GOAL:
Your job is to retype all of the data word for word, leaving every image out.

Collected data entries
-- Begin --
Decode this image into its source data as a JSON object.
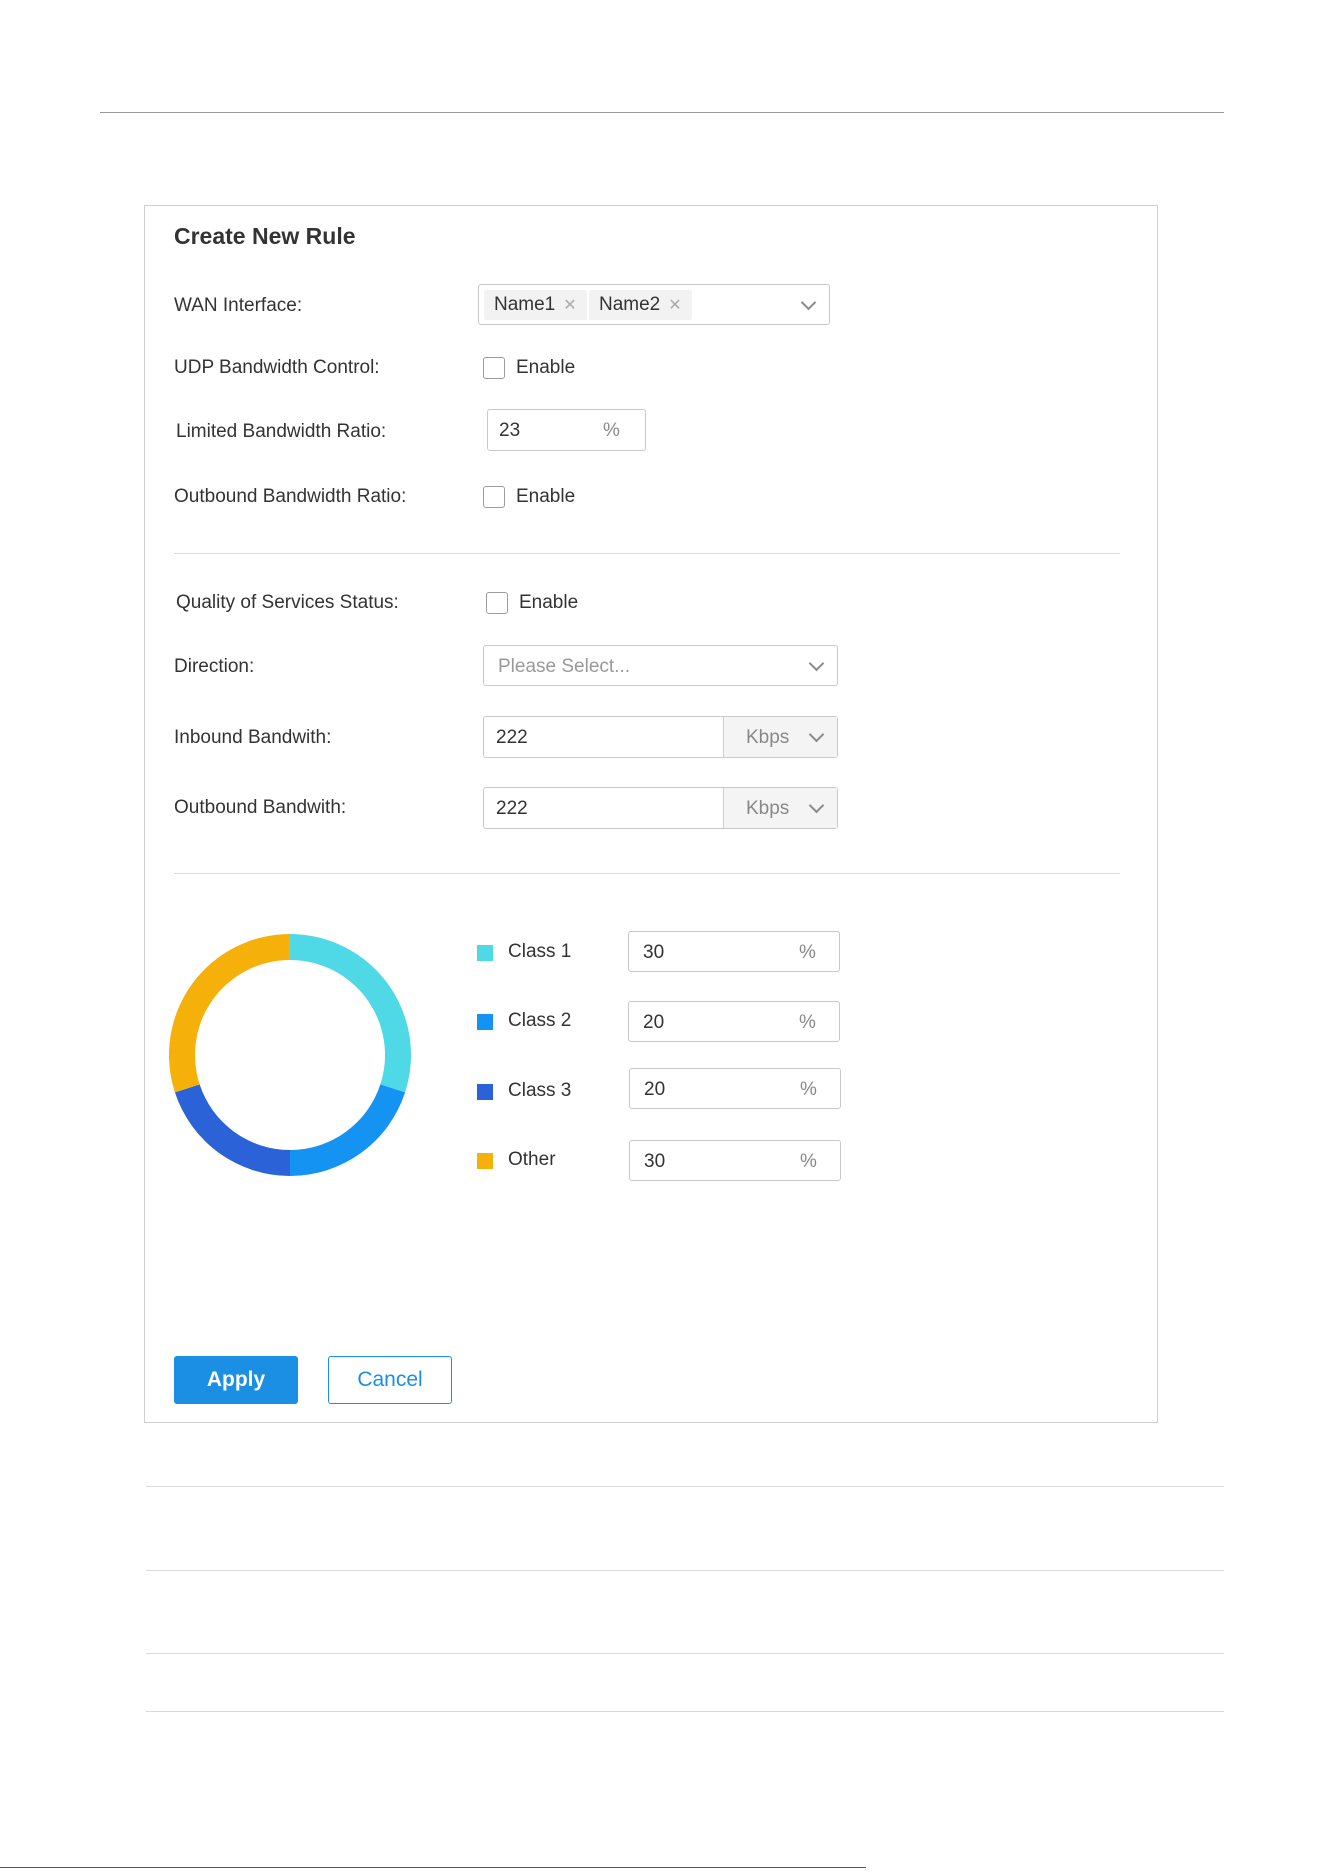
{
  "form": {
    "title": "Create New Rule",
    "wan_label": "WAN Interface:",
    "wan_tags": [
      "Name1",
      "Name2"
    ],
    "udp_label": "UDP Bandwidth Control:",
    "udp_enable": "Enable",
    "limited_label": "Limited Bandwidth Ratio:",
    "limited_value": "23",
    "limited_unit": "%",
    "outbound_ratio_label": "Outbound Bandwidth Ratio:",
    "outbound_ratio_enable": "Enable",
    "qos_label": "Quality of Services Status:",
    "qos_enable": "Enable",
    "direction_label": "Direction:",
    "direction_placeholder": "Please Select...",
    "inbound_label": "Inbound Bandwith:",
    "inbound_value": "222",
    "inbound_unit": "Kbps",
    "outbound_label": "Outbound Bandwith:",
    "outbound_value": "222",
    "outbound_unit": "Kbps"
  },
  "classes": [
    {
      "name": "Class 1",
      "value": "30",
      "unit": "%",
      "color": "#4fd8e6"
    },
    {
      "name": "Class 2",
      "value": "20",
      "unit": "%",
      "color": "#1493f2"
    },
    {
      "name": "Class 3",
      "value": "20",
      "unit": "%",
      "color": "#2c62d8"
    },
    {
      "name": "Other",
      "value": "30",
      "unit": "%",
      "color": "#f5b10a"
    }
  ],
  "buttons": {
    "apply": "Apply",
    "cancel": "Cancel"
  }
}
-- End --
SOLUTION TO THE PROBLEM:
Decode this image into its source data as a JSON object.
{
  "form": {
    "title": "Create New Rule",
    "wan_label": "WAN Interface:",
    "wan_tags": [
      "Name1",
      "Name2"
    ],
    "udp_label": "UDP Bandwidth Control:",
    "udp_enable": "Enable",
    "limited_label": "Limited Bandwidth Ratio:",
    "limited_value": "23",
    "limited_unit": "%",
    "outbound_ratio_label": "Outbound Bandwidth Ratio:",
    "outbound_ratio_enable": "Enable",
    "qos_label": "Quality of Services Status:",
    "qos_enable": "Enable",
    "direction_label": "Direction:",
    "direction_placeholder": "Please Select...",
    "inbound_label": "Inbound Bandwith:",
    "inbound_value": "222",
    "inbound_unit": "Kbps",
    "outbound_label": "Outbound Bandwith:",
    "outbound_value": "222",
    "outbound_unit": "Kbps"
  },
  "classes": [
    {
      "name": "Class 1",
      "value": "30",
      "unit": "%",
      "color": "#4fd8e6"
    },
    {
      "name": "Class 2",
      "value": "20",
      "unit": "%",
      "color": "#1493f2"
    },
    {
      "name": "Class 3",
      "value": "20",
      "unit": "%",
      "color": "#2c62d8"
    },
    {
      "name": "Other",
      "value": "30",
      "unit": "%",
      "color": "#f5b10a"
    }
  ],
  "buttons": {
    "apply": "Apply",
    "cancel": "Cancel"
  }
}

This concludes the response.